Data records
★ ★ ★ ★ ★ ★ ★

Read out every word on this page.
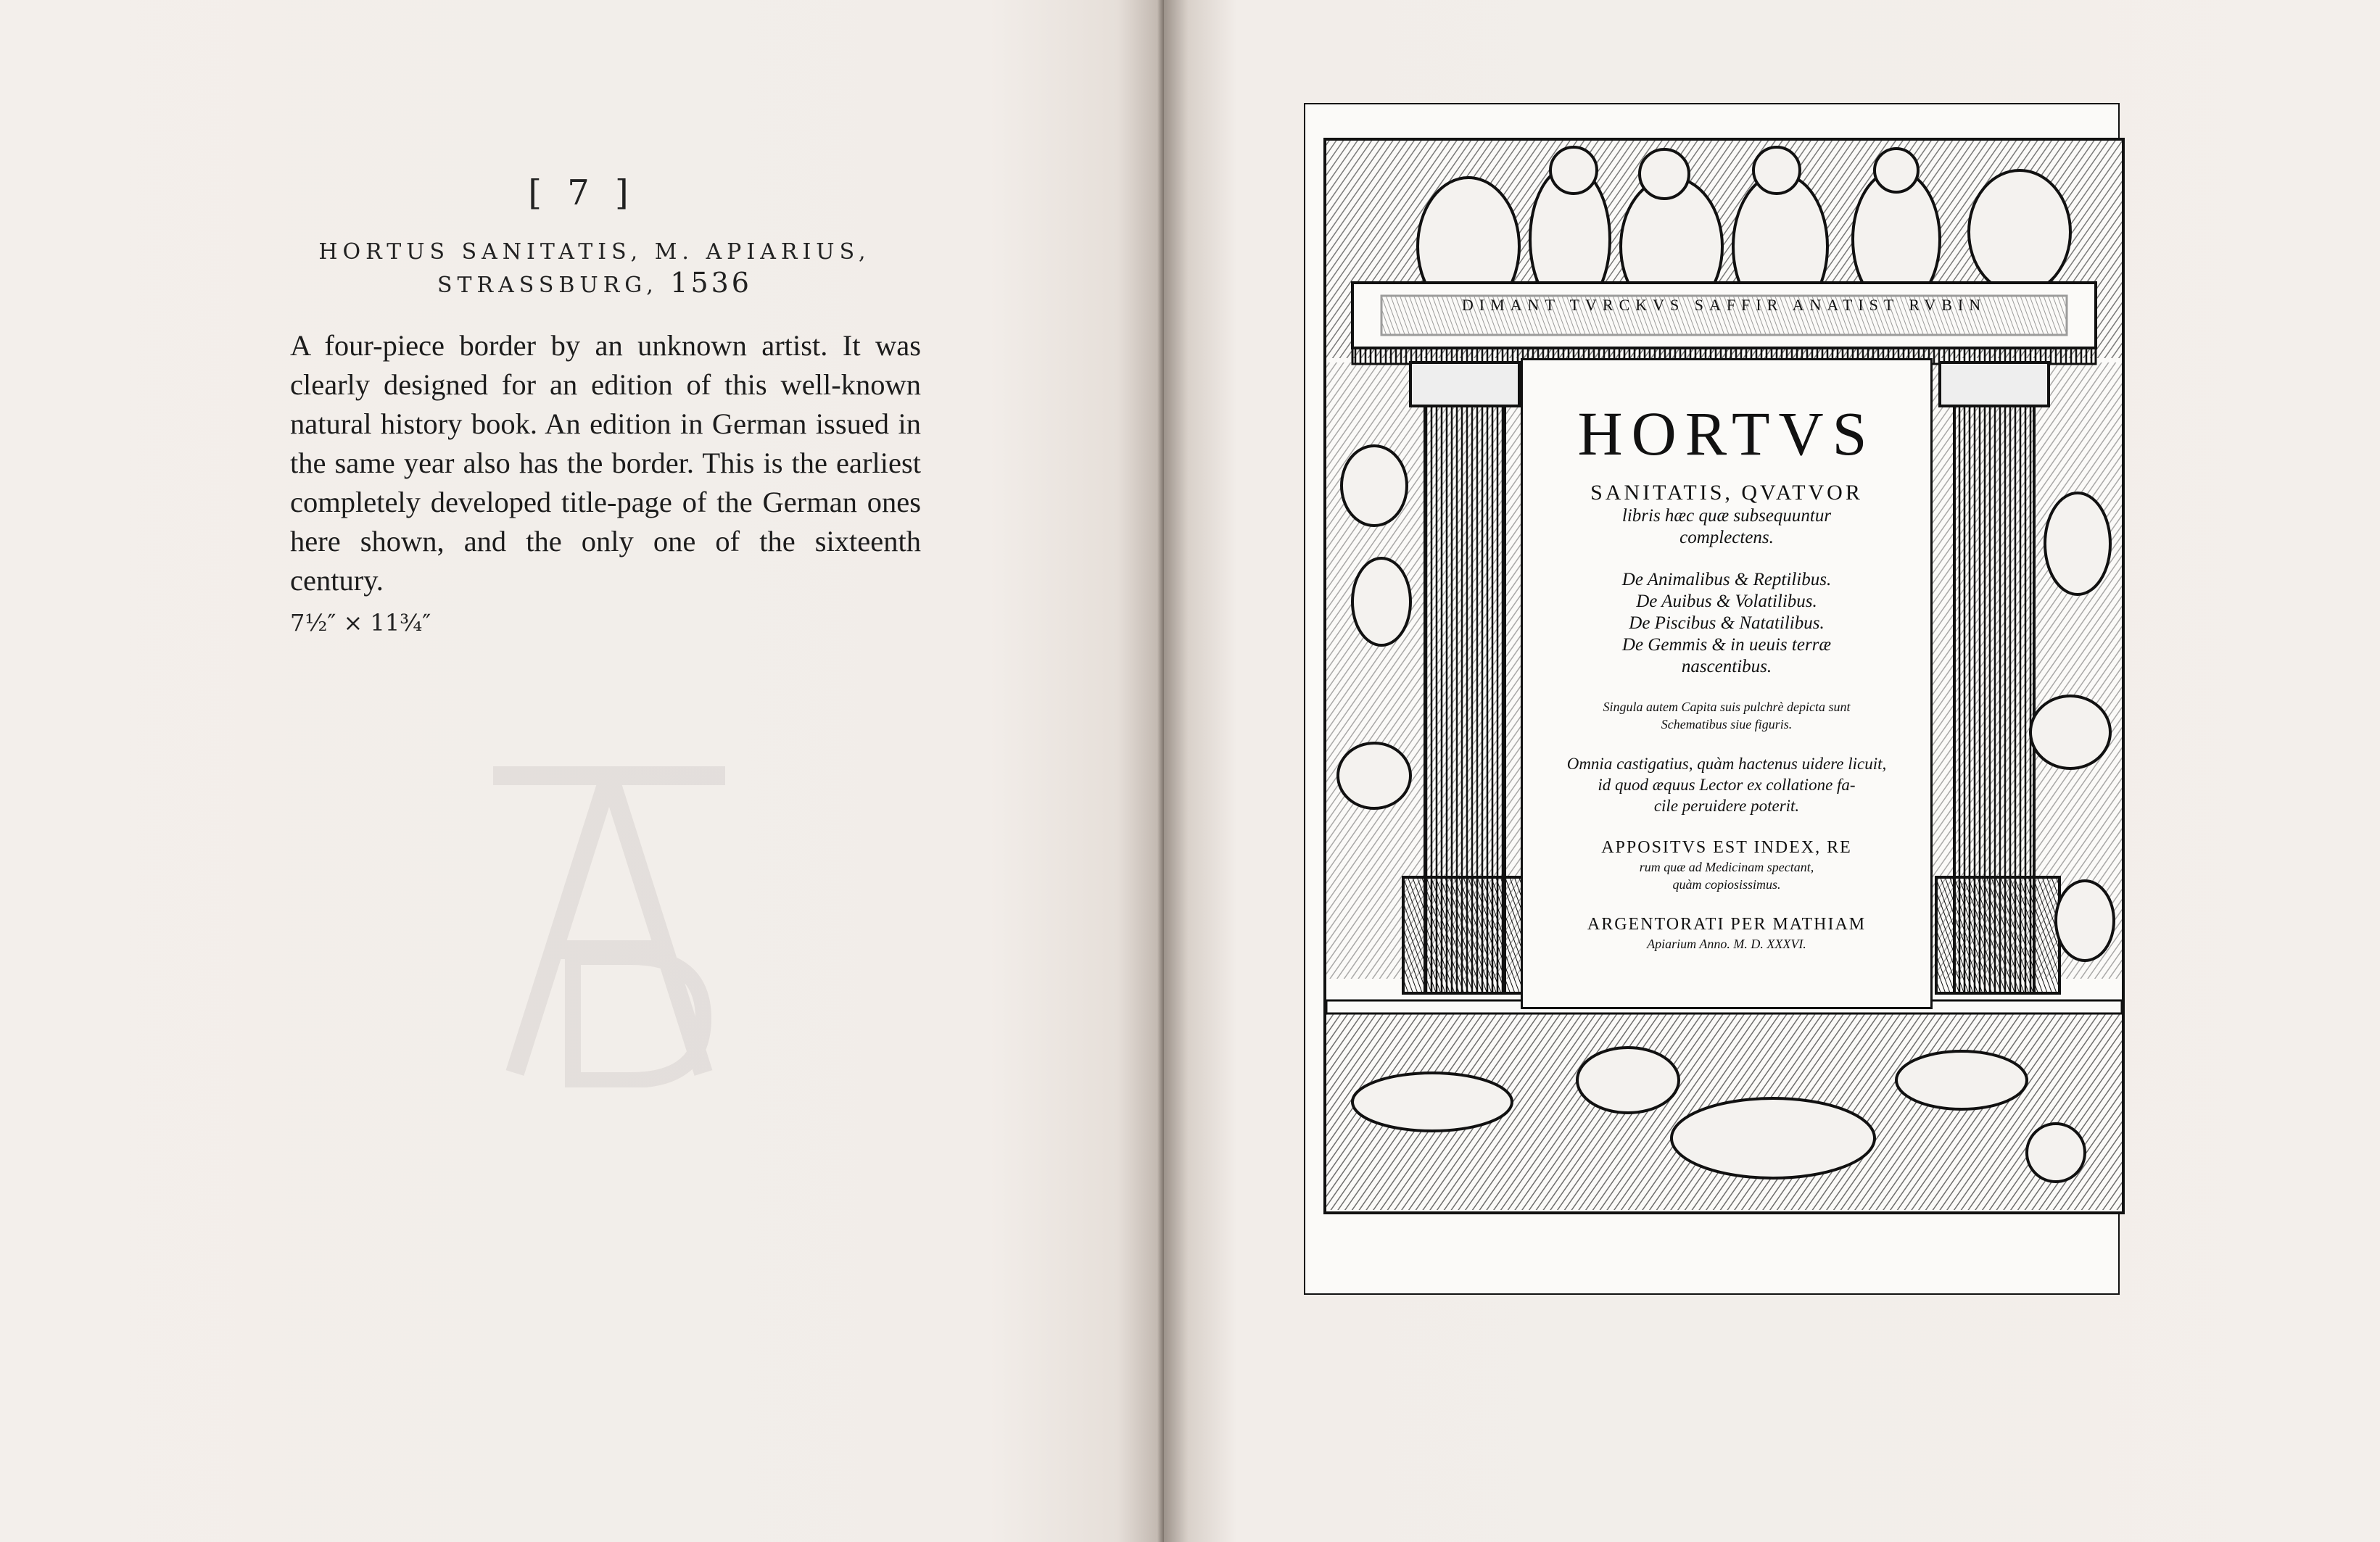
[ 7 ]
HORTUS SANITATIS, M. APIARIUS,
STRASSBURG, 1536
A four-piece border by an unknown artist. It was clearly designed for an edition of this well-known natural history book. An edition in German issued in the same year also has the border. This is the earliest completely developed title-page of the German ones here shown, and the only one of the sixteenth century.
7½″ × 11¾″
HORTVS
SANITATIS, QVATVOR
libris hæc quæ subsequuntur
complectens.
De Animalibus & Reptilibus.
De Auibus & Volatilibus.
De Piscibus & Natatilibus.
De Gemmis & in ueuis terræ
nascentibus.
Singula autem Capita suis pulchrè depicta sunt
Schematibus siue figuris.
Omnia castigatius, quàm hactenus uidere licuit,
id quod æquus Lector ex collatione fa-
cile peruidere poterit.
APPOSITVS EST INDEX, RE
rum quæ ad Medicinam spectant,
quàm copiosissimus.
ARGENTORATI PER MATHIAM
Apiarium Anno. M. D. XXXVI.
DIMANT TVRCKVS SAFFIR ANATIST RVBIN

★ ★ ★ ★ ★ ★ ★

EXERCISE AIM:
Transcribe all entries above exactly. Drop the pictures.

WRITTEN ANSWER:
Read out every word on this page.
[ 7 ]
HORTUS SANITATIS, M. APIARIUS,
STRASSBURG, 1536
A four-piece border by an unknown artist. It was clearly designed for an edition of this well-known natural history book. An edition in German issued in the same year also has the border. This is the earliest completely developed title-page of the German ones here shown, and the only one of the sixteenth century.
7½″ × 11¾″
HORTVS
SANITATIS, QVATVOR
libris hæc quæ subsequuntur
complectens.
De Animalibus & Reptilibus.
De Auibus & Volatilibus.
De Piscibus & Natatilibus.
De Gemmis & in ueuis terræ
nascentibus.
Singula autem Capita suis pulchrè depicta sunt
Schematibus siue figuris.
Omnia castigatius, quàm hactenus uidere licuit,
id quod æquus Lector ex collatione fa-
cile peruidere poterit.
APPOSITVS EST INDEX, RE
rum quæ ad Medicinam spectant,
quàm copiosissimus.
ARGENTORATI PER MATHIAM
Apiarium Anno. M. D. XXXVI.
DIMANT TVRCKVS SAFFIR ANATIST RVBIN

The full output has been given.